LISTING:
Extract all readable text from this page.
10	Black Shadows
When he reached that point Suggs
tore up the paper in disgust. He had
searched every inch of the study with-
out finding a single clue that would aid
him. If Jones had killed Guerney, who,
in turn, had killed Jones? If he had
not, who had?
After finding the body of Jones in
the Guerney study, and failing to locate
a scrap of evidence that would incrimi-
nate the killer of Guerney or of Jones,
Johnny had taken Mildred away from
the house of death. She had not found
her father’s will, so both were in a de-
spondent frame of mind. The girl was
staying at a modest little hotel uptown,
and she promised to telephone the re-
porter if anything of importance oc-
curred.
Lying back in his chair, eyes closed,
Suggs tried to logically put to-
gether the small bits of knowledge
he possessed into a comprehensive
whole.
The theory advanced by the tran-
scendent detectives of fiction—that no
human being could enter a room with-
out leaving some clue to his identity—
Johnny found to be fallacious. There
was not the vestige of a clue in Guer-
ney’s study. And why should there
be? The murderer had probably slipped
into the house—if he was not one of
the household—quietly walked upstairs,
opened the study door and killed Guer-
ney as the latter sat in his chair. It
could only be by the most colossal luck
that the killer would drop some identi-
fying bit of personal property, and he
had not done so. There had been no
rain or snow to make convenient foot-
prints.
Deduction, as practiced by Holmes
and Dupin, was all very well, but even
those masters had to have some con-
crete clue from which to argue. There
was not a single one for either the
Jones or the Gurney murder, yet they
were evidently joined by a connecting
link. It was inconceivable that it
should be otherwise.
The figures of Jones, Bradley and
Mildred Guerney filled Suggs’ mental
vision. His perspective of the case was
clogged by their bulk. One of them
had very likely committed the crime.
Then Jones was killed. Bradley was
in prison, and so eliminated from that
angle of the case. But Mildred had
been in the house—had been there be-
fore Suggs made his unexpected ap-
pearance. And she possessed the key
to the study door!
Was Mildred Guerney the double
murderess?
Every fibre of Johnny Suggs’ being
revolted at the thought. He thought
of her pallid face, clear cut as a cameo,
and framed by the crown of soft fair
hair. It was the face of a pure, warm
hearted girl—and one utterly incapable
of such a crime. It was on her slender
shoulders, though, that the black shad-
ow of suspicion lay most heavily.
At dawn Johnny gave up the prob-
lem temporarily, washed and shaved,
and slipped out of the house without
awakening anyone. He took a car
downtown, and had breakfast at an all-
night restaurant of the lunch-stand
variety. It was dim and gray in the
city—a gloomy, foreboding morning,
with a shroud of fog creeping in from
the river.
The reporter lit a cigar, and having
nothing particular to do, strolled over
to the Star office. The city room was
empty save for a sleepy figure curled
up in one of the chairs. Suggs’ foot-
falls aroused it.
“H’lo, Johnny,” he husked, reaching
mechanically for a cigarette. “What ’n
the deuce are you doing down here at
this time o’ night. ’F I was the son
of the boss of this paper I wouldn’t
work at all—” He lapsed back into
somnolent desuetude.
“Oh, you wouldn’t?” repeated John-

GIVEN REQUEST: Transcribe the data. Leave every line exactly as it is.

SOLUTION:
Extract all readable text from this page.
10	Black Shadows
When he reached that point Suggs
tore up the paper in disgust. He had
searched every inch of the study with-
out finding a single clue that would aid
him. If Jones had killed Guerney, who,
in turn, had killed Jones? If he had
not, who had?
After finding the body of Jones in
the Guerney study, and failing to locate
a scrap of evidence that would incrimi-
nate the killer of Guerney or of Jones,
Johnny had taken Mildred away from
the house of death. She had not found
her father’s will, so both were in a de-
spondent frame of mind. The girl was
staying at a modest little hotel uptown,
and she promised to telephone the re-
porter if anything of importance oc-
curred.
Lying back in his chair, eyes closed,
Suggs tried to logically put to-
gether the small bits of knowledge
he possessed into a comprehensive
whole.
The theory advanced by the tran-
scendent detectives of fiction—that no
human being could enter a room with-
out leaving some clue to his identity—
Johnny found to be fallacious. There
was not the vestige of a clue in Guer-
ney’s study. And why should there
be? The murderer had probably slipped
into the house—if he was not one of
the household—quietly walked upstairs,
opened the study door and killed Guer-
ney as the latter sat in his chair. It
could only be by the most colossal luck
that the killer would drop some identi-
fying bit of personal property, and he
had not done so. There had been no
rain or snow to make convenient foot-
prints.
Deduction, as practiced by Holmes
and Dupin, was all very well, but even
those masters had to have some con-
crete clue from which to argue. There
was not a single one for either the
Jones or the Gurney murder, yet they
were evidently joined by a connecting
link. It was inconceivable that it
should be otherwise.
The figures of Jones, Bradley and
Mildred Guerney filled Suggs’ mental
vision. His perspective of the case was
clogged by their bulk. One of them
had very likely committed the crime.
Then Jones was killed. Bradley was
in prison, and so eliminated from that
angle of the case. But Mildred had
been in the house—had been there be-
fore Suggs made his unexpected ap-
pearance. And she possessed the key
to the study door!
Was Mildred Guerney the double
murderess?
Every fibre of Johnny Suggs’ being
revolted at the thought. He thought
of her pallid face, clear cut as a cameo,
and framed by the crown of soft fair
hair. It was the face of a pure, warm
hearted girl—and one utterly incapable
of such a crime. It was on her slender
shoulders, though, that the black shad-
ow of suspicion lay most heavily.
At dawn Johnny gave up the prob-
lem temporarily, washed and shaved,
and slipped out of the house without
awakening anyone. He took a car
downtown, and had breakfast at an all-
night restaurant of the lunch-stand
variety. It was dim and gray in the
city—a gloomy, foreboding morning,
with a shroud of fog creeping in from
the river.
The reporter lit a cigar, and having
nothing particular to do, strolled over
to the Star office. The city room was
empty save for a sleepy figure curled
up in one of the chairs. Suggs’ foot-
falls aroused it.
“H’lo, Johnny,” he husked, reaching
mechanically for a cigarette. “What ’n
the deuce are you doing down here at
this time o’ night. ’F I was the son
of the boss of this paper I wouldn’t
work at all—” He lapsed back into
somnolent desuetude.
“Oh, you wouldn’t?” repeated John-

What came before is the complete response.